### Written request
Return the lines below that carry the word "Management".

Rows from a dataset
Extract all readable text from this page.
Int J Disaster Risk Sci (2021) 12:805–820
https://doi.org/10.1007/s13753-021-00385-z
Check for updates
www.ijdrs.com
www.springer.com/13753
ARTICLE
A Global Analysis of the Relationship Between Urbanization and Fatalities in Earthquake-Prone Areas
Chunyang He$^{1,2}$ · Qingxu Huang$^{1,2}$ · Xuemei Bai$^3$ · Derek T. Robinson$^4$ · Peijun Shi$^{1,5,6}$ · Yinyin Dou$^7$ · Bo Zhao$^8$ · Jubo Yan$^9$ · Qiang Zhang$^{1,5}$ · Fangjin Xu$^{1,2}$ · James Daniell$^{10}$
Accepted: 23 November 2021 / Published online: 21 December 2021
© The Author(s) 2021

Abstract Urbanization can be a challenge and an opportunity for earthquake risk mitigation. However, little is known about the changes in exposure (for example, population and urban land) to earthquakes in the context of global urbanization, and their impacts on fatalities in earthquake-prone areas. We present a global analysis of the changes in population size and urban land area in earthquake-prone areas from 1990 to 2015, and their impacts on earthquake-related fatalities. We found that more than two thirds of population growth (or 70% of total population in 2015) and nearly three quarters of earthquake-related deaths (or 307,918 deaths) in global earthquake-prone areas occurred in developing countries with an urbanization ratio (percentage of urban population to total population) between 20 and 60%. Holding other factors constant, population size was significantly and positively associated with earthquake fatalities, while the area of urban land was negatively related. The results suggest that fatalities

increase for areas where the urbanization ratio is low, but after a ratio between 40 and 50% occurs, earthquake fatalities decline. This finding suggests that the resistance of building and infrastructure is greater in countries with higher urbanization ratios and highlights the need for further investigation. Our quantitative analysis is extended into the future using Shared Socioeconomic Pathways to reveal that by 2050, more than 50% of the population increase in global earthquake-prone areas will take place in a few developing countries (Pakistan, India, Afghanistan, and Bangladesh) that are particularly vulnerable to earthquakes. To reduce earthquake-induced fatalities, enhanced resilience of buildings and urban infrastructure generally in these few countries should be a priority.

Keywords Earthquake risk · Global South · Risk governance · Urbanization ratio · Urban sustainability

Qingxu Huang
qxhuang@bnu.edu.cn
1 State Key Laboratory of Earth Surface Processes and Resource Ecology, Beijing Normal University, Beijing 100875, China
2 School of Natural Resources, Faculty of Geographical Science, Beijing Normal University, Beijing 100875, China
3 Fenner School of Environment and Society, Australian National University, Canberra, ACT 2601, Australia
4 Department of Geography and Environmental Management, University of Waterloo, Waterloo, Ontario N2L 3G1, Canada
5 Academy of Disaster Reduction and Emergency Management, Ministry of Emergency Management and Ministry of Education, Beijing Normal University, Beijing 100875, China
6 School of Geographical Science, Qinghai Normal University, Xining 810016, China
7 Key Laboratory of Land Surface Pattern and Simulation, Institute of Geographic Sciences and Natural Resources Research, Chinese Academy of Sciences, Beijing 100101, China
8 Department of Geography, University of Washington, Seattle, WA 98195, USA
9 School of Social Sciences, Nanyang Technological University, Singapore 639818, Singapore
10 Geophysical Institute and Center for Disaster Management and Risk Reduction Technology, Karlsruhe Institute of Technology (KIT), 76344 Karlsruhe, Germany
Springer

### Answer to the problem
4 Department of Geography and Environmental Management, University of Waterloo, Waterloo, Ontario N2L 3G1, Canada
5 Academy of Disaster Reduction and Emergency Management, Ministry of Emergency Management and Ministry of Education, Beijing Normal University, Beijing 100875, China
10 Geophysical Institute and Center for Disaster Management and Risk Reduction Technology, Karlsruhe Institute of Technology (KIT), 76344 Karlsruhe, Germany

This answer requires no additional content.